Data entries:
— begin —

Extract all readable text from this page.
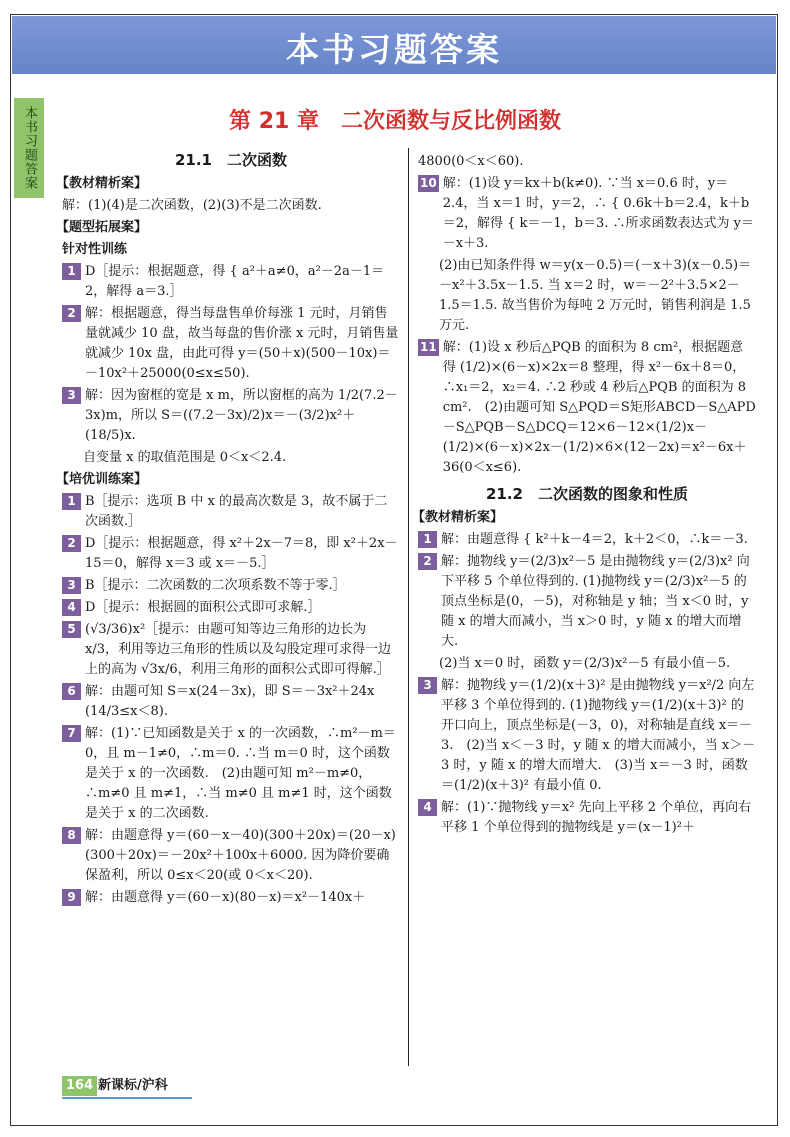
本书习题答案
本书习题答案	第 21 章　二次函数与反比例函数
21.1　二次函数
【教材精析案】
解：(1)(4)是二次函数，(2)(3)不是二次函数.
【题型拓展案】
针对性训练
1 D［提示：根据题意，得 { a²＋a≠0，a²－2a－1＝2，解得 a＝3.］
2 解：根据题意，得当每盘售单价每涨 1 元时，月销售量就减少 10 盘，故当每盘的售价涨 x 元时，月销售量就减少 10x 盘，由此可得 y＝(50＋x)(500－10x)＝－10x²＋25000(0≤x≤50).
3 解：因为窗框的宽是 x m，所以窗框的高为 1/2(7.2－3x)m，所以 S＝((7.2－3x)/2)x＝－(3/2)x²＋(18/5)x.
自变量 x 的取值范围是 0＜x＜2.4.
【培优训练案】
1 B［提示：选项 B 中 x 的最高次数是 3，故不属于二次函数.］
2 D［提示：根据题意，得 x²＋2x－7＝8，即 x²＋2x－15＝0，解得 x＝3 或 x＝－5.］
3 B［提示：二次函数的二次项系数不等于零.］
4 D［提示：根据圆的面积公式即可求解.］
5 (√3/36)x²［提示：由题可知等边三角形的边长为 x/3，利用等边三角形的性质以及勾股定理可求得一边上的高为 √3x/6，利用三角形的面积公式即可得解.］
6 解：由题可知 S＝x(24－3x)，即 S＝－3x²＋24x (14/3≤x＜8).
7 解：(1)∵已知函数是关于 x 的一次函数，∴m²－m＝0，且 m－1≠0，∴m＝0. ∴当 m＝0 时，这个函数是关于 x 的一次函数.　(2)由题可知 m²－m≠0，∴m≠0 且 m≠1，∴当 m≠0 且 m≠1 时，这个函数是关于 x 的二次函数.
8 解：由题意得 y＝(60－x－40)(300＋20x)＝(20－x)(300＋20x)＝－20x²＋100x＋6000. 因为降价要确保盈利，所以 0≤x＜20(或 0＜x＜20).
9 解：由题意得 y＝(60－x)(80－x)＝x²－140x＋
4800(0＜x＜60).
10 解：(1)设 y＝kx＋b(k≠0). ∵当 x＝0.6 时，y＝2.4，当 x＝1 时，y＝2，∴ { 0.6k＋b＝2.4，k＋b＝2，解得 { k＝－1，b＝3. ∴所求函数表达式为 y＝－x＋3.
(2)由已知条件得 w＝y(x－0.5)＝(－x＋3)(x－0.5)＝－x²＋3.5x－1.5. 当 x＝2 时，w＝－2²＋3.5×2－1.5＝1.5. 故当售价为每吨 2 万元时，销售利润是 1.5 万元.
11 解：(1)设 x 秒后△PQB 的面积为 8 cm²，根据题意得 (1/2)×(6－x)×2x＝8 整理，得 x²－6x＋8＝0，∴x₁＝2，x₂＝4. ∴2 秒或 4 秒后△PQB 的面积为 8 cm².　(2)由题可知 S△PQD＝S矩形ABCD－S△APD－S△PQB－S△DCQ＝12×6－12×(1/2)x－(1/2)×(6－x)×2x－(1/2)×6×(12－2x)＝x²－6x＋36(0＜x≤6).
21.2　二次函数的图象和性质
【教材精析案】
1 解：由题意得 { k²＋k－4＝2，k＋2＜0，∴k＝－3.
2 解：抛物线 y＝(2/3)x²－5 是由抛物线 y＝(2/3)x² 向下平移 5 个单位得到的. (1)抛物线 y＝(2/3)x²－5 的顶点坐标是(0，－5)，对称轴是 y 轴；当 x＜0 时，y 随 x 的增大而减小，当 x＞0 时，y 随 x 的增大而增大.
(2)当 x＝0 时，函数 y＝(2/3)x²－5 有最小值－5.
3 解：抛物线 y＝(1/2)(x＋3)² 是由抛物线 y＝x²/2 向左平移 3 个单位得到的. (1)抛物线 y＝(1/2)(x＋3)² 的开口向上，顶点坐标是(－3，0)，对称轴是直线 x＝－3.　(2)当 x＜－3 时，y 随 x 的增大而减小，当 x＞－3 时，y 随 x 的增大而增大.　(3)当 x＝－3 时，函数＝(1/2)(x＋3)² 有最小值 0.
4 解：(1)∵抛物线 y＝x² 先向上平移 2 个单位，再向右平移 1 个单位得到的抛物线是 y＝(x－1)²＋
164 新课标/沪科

— end —

Leave out the pictures, and give all the records again exactly.

* _Exercise answer_:
Extract all readable text from this page.
本书习题答案
本书习题答案	第 21 章　二次函数与反比例函数
21.1　二次函数
【教材精析案】
解：(1)(4)是二次函数，(2)(3)不是二次函数.
【题型拓展案】
针对性训练
1 D［提示：根据题意，得 { a²＋a≠0，a²－2a－1＝2，解得 a＝3.］
2 解：根据题意，得当每盘售单价每涨 1 元时，月销售量就减少 10 盘，故当每盘的售价涨 x 元时，月销售量就减少 10x 盘，由此可得 y＝(50＋x)(500－10x)＝－10x²＋25000(0≤x≤50).
3 解：因为窗框的宽是 x m，所以窗框的高为 1/2(7.2－3x)m，所以 S＝((7.2－3x)/2)x＝－(3/2)x²＋(18/5)x.
自变量 x 的取值范围是 0＜x＜2.4.
【培优训练案】
1 B［提示：选项 B 中 x 的最高次数是 3，故不属于二次函数.］
2 D［提示：根据题意，得 x²＋2x－7＝8，即 x²＋2x－15＝0，解得 x＝3 或 x＝－5.］
3 B［提示：二次函数的二次项系数不等于零.］
4 D［提示：根据圆的面积公式即可求解.］
5 (√3/36)x²［提示：由题可知等边三角形的边长为 x/3，利用等边三角形的性质以及勾股定理可求得一边上的高为 √3x/6，利用三角形的面积公式即可得解.］
6 解：由题可知 S＝x(24－3x)，即 S＝－3x²＋24x (14/3≤x＜8).
7 解：(1)∵已知函数是关于 x 的一次函数，∴m²－m＝0，且 m－1≠0，∴m＝0. ∴当 m＝0 时，这个函数是关于 x 的一次函数.　(2)由题可知 m²－m≠0，∴m≠0 且 m≠1，∴当 m≠0 且 m≠1 时，这个函数是关于 x 的二次函数.
8 解：由题意得 y＝(60－x－40)(300＋20x)＝(20－x)(300＋20x)＝－20x²＋100x＋6000. 因为降价要确保盈利，所以 0≤x＜20(或 0＜x＜20).
9 解：由题意得 y＝(60－x)(80－x)＝x²－140x＋
4800(0＜x＜60).
10 解：(1)设 y＝kx＋b(k≠0). ∵当 x＝0.6 时，y＝2.4，当 x＝1 时，y＝2，∴ { 0.6k＋b＝2.4，k＋b＝2，解得 { k＝－1，b＝3. ∴所求函数表达式为 y＝－x＋3.
(2)由已知条件得 w＝y(x－0.5)＝(－x＋3)(x－0.5)＝－x²＋3.5x－1.5. 当 x＝2 时，w＝－2²＋3.5×2－1.5＝1.5. 故当售价为每吨 2 万元时，销售利润是 1.5 万元.
11 解：(1)设 x 秒后△PQB 的面积为 8 cm²，根据题意得 (1/2)×(6－x)×2x＝8 整理，得 x²－6x＋8＝0，∴x₁＝2，x₂＝4. ∴2 秒或 4 秒后△PQB 的面积为 8 cm².　(2)由题可知 S△PQD＝S矩形ABCD－S△APD－S△PQB－S△DCQ＝12×6－12×(1/2)x－(1/2)×(6－x)×2x－(1/2)×6×(12－2x)＝x²－6x＋36(0＜x≤6).
21.2　二次函数的图象和性质
【教材精析案】
1 解：由题意得 { k²＋k－4＝2，k＋2＜0，∴k＝－3.
2 解：抛物线 y＝(2/3)x²－5 是由抛物线 y＝(2/3)x² 向下平移 5 个单位得到的. (1)抛物线 y＝(2/3)x²－5 的顶点坐标是(0，－5)，对称轴是 y 轴；当 x＜0 时，y 随 x 的增大而减小，当 x＞0 时，y 随 x 的增大而增大.
(2)当 x＝0 时，函数 y＝(2/3)x²－5 有最小值－5.
3 解：抛物线 y＝(1/2)(x＋3)² 是由抛物线 y＝x²/2 向左平移 3 个单位得到的. (1)抛物线 y＝(1/2)(x＋3)² 的开口向上，顶点坐标是(－3，0)，对称轴是直线 x＝－3.　(2)当 x＜－3 时，y 随 x 的增大而减小，当 x＞－3 时，y 随 x 的增大而增大.　(3)当 x＝－3 时，函数＝(1/2)(x＋3)² 有最小值 0.
4 解：(1)∵抛物线 y＝x² 先向上平移 2 个单位，再向右平移 1 个单位得到的抛物线是 y＝(x－1)²＋
164 新课标/沪科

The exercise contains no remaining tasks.